> [Data supplied]
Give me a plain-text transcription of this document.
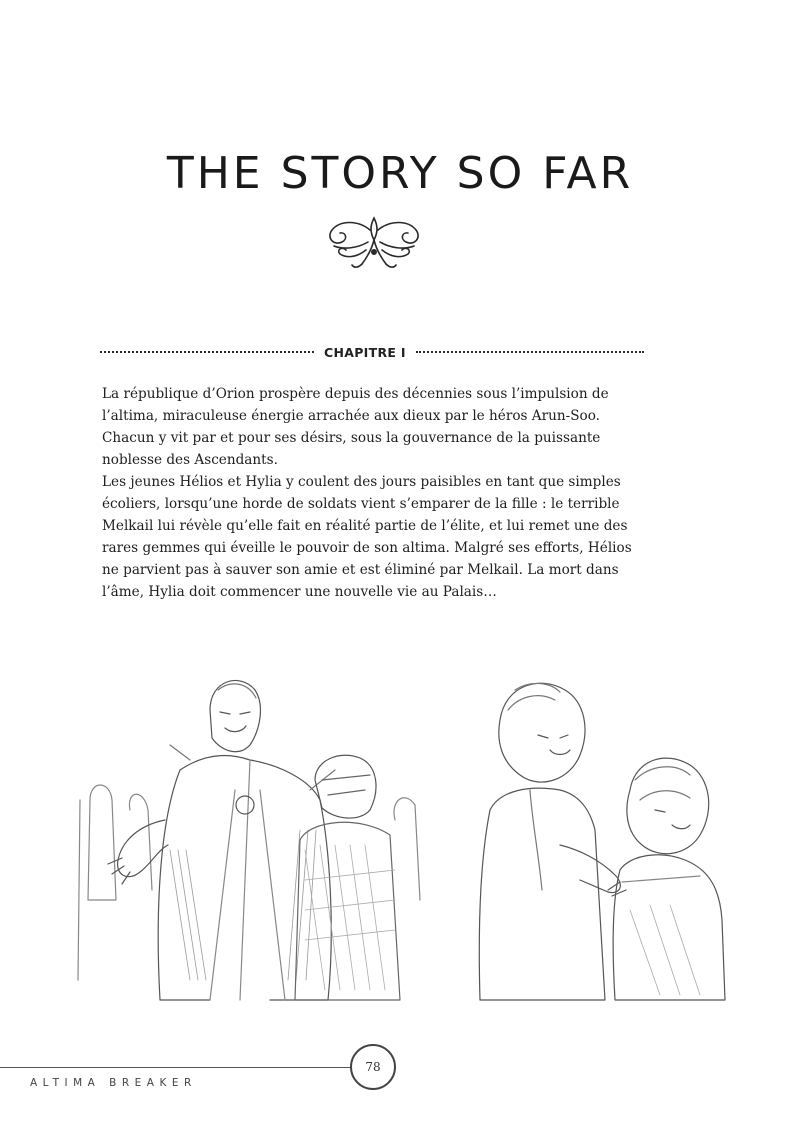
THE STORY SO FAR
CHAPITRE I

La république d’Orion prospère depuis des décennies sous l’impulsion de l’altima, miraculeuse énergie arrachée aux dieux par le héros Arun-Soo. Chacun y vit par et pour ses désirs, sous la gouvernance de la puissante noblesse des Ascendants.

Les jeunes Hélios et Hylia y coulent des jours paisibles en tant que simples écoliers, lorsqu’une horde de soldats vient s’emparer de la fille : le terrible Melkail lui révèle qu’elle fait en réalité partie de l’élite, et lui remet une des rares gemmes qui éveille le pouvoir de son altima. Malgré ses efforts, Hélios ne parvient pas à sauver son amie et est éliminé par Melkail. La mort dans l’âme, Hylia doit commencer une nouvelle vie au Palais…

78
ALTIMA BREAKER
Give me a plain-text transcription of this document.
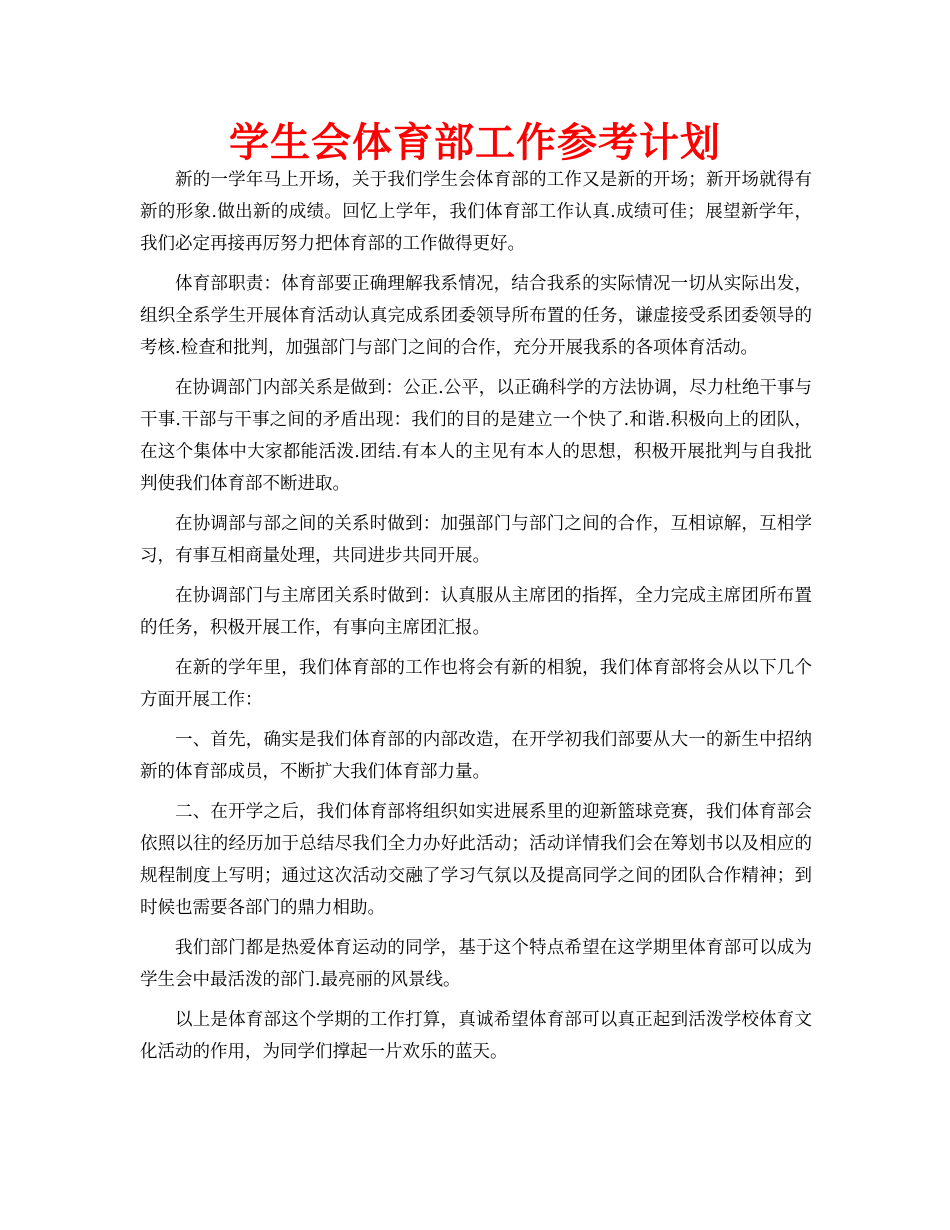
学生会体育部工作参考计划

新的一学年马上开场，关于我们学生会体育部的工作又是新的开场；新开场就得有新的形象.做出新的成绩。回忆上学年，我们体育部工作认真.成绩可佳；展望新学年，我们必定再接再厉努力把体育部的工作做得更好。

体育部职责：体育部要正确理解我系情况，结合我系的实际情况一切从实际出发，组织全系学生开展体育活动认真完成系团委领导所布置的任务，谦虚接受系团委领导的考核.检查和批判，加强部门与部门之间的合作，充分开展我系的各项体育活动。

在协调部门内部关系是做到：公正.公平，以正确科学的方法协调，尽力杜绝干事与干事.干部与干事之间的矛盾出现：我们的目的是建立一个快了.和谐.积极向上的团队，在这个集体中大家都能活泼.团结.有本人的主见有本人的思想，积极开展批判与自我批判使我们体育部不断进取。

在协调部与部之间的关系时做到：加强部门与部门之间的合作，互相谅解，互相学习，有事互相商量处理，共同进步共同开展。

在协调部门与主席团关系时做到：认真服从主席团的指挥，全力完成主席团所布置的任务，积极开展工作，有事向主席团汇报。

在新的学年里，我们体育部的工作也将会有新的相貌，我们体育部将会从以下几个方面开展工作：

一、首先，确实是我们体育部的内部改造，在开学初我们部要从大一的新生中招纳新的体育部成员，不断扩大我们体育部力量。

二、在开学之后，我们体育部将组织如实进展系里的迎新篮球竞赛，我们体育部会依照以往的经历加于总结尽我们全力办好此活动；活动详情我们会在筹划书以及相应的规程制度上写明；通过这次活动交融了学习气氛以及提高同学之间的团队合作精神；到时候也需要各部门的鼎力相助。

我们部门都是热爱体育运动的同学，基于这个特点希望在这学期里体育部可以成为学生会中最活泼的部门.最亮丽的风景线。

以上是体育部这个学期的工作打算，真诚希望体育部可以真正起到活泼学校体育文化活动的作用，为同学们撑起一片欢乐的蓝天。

> [Work to be completed] Return only the number of lines in the entries that contain the string "加强部门与部门之间的合作".

> [Written answer] 2